Excerpts from a figure dataset
## begin

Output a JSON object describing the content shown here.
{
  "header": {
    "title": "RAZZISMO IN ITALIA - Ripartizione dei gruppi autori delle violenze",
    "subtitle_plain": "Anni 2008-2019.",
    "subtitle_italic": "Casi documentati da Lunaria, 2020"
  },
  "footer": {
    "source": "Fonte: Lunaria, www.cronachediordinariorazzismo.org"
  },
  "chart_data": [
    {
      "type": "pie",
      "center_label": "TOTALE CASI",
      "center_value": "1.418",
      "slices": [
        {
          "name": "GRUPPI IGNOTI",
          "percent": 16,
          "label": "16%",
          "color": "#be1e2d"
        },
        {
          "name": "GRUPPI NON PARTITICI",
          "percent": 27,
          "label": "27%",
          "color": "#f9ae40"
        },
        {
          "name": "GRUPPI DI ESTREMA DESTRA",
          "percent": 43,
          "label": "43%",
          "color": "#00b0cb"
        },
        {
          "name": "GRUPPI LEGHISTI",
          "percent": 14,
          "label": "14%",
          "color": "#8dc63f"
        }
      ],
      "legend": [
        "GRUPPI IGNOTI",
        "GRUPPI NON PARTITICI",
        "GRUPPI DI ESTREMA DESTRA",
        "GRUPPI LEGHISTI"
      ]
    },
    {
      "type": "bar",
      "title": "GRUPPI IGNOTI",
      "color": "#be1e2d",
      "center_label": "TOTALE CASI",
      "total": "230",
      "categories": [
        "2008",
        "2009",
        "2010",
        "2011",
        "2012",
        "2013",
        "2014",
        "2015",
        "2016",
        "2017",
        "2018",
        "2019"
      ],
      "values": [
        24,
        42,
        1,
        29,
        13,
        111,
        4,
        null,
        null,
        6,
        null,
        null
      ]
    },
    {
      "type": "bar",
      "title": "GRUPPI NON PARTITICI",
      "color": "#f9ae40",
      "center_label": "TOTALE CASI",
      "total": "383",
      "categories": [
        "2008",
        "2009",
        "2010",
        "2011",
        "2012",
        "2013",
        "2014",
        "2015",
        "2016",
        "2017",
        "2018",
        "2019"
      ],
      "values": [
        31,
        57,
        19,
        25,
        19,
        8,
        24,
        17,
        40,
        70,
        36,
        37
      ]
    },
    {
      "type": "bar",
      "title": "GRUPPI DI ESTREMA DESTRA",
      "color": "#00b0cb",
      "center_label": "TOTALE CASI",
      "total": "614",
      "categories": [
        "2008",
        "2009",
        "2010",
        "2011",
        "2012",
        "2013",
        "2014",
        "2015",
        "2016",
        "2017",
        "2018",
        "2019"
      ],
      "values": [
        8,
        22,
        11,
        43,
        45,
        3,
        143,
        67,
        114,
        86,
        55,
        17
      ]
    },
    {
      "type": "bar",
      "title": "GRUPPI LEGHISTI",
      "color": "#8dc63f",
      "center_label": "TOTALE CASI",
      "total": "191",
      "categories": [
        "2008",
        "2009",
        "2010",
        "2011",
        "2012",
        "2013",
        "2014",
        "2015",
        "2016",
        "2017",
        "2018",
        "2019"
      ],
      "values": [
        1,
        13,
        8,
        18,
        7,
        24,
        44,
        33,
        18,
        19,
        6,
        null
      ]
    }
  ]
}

## end

**Exercise requirements**
Can you give every line above again, exactly as written?

**Answer to this problem**
Output a JSON object describing the content shown here.
{
  "header": {
    "title": "RAZZISMO IN ITALIA - Ripartizione dei gruppi autori delle violenze",
    "subtitle_plain": "Anni 2008-2019.",
    "subtitle_italic": "Casi documentati da Lunaria, 2020"
  },
  "footer": {
    "source": "Fonte: Lunaria, www.cronachediordinariorazzismo.org"
  },
  "chart_data": [
    {
      "type": "pie",
      "center_label": "TOTALE CASI",
      "center_value": "1.418",
      "slices": [
        {
          "name": "GRUPPI IGNOTI",
          "percent": 16,
          "label": "16%",
          "color": "#be1e2d"
        },
        {
          "name": "GRUPPI NON PARTITICI",
          "percent": 27,
          "label": "27%",
          "color": "#f9ae40"
        },
        {
          "name": "GRUPPI DI ESTREMA DESTRA",
          "percent": 43,
          "label": "43%",
          "color": "#00b0cb"
        },
        {
          "name": "GRUPPI LEGHISTI",
          "percent": 14,
          "label": "14%",
          "color": "#8dc63f"
        }
      ],
      "legend": [
        "GRUPPI IGNOTI",
        "GRUPPI NON PARTITICI",
        "GRUPPI DI ESTREMA DESTRA",
        "GRUPPI LEGHISTI"
      ]
    },
    {
      "type": "bar",
      "title": "GRUPPI IGNOTI",
      "color": "#be1e2d",
      "center_label": "TOTALE CASI",
      "total": "230",
      "categories": [
        "2008",
        "2009",
        "2010",
        "2011",
        "2012",
        "2013",
        "2014",
        "2015",
        "2016",
        "2017",
        "2018",
        "2019"
      ],
      "values": [
        24,
        42,
        1,
        29,
        13,
        111,
        4,
        null,
        null,
        6,
        null,
        null
      ]
    },
    {
      "type": "bar",
      "title": "GRUPPI NON PARTITICI",
      "color": "#f9ae40",
      "center_label": "TOTALE CASI",
      "total": "383",
      "categories": [
        "2008",
        "2009",
        "2010",
        "2011",
        "2012",
        "2013",
        "2014",
        "2015",
        "2016",
        "2017",
        "2018",
        "2019"
      ],
      "values": [
        31,
        57,
        19,
        25,
        19,
        8,
        24,
        17,
        40,
        70,
        36,
        37
      ]
    },
    {
      "type": "bar",
      "title": "GRUPPI DI ESTREMA DESTRA",
      "color": "#00b0cb",
      "center_label": "TOTALE CASI",
      "total": "614",
      "categories": [
        "2008",
        "2009",
        "2010",
        "2011",
        "2012",
        "2013",
        "2014",
        "2015",
        "2016",
        "2017",
        "2018",
        "2019"
      ],
      "values": [
        8,
        22,
        11,
        43,
        45,
        3,
        143,
        67,
        114,
        86,
        55,
        17
      ]
    },
    {
      "type": "bar",
      "title": "GRUPPI LEGHISTI",
      "color": "#8dc63f",
      "center_label": "TOTALE CASI",
      "total": "191",
      "categories": [
        "2008",
        "2009",
        "2010",
        "2011",
        "2012",
        "2013",
        "2014",
        "2015",
        "2016",
        "2017",
        "2018",
        "2019"
      ],
      "values": [
        1,
        13,
        8,
        18,
        7,
        24,
        44,
        33,
        18,
        19,
        6,
        null
      ]
    }
  ]
}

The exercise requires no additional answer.